Input for this task:
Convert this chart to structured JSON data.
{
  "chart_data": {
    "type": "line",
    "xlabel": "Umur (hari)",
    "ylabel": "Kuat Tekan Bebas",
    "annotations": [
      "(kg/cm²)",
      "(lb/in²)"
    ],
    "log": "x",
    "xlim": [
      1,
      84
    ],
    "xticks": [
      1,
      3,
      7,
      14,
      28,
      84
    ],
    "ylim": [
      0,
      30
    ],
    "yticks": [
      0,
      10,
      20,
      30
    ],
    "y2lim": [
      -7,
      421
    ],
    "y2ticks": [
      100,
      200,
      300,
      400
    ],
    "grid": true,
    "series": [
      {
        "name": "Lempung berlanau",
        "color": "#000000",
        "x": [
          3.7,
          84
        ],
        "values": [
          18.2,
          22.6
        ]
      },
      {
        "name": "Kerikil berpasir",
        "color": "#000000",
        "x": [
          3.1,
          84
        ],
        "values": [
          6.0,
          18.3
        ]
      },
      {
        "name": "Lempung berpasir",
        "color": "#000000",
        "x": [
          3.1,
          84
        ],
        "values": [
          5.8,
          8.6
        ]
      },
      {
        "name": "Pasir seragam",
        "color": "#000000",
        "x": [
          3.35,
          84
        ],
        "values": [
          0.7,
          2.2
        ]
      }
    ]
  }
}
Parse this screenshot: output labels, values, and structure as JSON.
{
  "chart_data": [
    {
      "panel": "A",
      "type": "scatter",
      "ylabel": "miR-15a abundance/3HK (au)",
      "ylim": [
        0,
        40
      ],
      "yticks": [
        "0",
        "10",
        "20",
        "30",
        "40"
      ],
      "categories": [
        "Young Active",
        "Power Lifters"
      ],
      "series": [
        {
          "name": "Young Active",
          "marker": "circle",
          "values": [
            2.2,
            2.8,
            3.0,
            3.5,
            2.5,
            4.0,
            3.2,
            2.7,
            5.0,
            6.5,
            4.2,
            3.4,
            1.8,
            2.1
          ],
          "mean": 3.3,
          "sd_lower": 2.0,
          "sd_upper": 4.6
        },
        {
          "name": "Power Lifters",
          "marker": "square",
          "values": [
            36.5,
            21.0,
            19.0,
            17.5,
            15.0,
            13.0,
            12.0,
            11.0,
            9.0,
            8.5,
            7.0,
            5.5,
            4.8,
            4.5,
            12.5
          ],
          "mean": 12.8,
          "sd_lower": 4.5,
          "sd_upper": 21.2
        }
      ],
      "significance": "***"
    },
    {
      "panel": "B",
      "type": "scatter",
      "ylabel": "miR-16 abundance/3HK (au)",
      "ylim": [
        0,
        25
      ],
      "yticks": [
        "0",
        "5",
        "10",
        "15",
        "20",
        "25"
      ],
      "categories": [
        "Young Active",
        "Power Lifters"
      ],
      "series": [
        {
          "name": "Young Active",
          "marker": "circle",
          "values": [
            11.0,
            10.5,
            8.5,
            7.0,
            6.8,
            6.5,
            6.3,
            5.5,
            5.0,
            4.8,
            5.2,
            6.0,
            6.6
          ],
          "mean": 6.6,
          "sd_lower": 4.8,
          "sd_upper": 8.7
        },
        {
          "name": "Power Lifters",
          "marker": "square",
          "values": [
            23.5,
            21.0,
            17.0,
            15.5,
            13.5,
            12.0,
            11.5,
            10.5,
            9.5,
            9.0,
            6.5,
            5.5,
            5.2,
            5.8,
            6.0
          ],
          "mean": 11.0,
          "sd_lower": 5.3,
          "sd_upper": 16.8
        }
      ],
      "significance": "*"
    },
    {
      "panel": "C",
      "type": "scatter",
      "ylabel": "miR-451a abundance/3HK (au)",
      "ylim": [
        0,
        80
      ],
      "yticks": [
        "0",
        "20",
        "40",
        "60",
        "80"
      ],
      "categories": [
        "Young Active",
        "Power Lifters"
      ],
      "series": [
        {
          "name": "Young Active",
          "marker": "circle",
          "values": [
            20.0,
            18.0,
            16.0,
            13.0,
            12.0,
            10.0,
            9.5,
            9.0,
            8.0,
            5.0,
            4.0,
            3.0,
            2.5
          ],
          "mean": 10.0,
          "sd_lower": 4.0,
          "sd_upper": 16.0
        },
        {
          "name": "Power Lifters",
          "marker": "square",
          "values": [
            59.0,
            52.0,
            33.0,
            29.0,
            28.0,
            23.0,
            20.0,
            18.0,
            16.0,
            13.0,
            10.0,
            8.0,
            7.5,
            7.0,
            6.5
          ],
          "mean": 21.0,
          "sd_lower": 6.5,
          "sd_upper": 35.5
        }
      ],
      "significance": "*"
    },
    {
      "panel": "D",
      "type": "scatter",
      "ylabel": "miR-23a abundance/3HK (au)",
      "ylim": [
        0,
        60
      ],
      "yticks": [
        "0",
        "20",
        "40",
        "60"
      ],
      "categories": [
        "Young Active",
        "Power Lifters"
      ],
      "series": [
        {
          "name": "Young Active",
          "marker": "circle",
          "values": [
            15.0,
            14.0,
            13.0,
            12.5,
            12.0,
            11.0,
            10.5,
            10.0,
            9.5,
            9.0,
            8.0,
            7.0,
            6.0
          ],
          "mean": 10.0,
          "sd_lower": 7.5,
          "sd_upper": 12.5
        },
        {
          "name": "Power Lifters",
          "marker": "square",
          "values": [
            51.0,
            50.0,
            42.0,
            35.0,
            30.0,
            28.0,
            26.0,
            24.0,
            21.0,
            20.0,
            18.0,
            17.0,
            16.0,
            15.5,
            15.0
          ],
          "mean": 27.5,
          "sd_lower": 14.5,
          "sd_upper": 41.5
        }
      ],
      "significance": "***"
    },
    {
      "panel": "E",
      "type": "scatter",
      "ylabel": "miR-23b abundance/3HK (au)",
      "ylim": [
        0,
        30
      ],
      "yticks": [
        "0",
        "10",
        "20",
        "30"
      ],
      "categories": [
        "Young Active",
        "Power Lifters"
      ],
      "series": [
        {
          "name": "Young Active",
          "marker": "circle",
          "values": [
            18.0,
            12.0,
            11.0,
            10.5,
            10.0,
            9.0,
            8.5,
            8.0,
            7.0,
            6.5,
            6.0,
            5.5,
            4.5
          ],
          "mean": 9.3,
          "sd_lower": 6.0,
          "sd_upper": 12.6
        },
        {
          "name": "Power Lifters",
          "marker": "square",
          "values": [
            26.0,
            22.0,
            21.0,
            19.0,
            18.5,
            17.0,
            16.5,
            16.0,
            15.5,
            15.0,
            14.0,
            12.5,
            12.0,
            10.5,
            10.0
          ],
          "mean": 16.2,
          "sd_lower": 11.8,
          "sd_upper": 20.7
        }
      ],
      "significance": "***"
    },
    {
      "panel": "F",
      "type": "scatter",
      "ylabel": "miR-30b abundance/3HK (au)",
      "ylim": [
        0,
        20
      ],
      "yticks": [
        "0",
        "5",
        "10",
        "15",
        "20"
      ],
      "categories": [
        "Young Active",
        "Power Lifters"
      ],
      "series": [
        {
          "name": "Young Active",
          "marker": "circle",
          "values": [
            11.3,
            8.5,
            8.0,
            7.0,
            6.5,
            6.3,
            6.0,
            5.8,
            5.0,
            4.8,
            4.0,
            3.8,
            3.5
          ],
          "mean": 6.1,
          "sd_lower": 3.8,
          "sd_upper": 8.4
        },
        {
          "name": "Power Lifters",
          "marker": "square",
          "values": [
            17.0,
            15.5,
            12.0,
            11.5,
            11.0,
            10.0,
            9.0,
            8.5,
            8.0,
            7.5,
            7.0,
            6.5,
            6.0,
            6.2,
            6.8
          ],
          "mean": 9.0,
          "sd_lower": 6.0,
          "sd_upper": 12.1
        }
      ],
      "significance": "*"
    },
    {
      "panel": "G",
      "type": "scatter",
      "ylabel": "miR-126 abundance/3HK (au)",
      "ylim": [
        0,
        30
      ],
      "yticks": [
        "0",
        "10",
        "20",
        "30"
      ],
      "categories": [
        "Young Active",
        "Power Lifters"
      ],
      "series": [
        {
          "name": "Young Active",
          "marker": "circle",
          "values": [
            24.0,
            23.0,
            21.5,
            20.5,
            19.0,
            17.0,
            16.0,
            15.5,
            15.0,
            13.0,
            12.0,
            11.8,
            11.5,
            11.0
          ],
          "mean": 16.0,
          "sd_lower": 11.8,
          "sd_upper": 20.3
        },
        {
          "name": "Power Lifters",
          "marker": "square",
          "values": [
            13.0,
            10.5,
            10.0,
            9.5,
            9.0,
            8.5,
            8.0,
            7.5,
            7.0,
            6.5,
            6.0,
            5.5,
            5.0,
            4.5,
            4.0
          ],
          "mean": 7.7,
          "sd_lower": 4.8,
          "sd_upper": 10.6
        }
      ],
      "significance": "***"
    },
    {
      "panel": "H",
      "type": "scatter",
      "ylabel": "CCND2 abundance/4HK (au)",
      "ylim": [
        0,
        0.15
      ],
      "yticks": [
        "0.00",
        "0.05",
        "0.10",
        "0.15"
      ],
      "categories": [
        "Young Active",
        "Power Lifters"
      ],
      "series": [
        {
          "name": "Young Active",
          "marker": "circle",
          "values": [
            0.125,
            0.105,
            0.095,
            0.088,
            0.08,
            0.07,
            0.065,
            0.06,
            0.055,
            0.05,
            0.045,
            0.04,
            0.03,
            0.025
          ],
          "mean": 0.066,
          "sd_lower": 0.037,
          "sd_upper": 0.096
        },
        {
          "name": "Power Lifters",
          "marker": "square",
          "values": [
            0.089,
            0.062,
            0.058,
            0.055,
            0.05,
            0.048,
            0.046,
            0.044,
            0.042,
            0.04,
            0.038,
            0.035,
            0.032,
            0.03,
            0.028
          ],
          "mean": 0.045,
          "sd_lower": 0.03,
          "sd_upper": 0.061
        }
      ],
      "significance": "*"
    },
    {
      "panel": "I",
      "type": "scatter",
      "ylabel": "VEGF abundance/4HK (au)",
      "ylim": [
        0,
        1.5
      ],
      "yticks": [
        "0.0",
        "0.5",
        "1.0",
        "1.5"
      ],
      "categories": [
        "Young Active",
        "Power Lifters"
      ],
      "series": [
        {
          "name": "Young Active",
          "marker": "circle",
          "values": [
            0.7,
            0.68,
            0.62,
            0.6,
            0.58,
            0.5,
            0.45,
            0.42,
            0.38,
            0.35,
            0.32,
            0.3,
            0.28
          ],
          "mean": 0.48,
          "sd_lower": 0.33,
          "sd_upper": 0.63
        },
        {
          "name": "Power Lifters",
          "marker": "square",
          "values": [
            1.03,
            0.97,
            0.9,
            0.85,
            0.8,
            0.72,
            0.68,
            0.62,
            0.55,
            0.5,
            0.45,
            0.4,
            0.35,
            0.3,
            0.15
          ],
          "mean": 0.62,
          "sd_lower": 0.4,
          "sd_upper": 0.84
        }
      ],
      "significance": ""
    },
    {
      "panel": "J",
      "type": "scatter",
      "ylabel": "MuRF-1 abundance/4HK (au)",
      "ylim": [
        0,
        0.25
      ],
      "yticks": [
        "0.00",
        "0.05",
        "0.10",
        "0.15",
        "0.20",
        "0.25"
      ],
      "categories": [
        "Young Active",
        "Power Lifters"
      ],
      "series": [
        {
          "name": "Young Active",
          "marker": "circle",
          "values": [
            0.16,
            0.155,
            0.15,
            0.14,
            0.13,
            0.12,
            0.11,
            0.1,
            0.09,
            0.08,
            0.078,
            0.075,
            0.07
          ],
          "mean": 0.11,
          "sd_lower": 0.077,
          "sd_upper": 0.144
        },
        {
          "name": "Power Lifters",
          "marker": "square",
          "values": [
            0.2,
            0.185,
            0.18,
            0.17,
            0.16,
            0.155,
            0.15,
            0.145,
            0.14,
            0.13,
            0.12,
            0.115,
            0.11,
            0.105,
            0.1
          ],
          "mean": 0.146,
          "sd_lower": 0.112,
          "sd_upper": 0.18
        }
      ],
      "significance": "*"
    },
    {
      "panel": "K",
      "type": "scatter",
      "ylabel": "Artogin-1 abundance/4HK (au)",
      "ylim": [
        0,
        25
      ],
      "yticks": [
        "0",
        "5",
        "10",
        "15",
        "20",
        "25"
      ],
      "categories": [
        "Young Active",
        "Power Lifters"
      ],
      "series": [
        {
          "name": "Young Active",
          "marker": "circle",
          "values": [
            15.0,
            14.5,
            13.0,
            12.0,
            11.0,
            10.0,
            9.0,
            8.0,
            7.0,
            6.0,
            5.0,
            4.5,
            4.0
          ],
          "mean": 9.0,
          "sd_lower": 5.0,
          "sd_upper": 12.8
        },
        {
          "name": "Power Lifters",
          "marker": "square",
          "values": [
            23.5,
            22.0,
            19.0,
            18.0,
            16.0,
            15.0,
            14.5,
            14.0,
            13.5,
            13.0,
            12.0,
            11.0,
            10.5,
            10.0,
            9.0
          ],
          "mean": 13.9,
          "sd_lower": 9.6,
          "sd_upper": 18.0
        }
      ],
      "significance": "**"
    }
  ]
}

Task prompt: Return each line with "panel".

Output below:
      "panel": "A",
      "panel": "B",
      "panel": "C",
      "panel": "D",
      "panel": "E",
      "panel": "F",
      "panel": "G",
      "panel": "H",
      "panel": "I",
      "panel": "J",
      "panel": "K",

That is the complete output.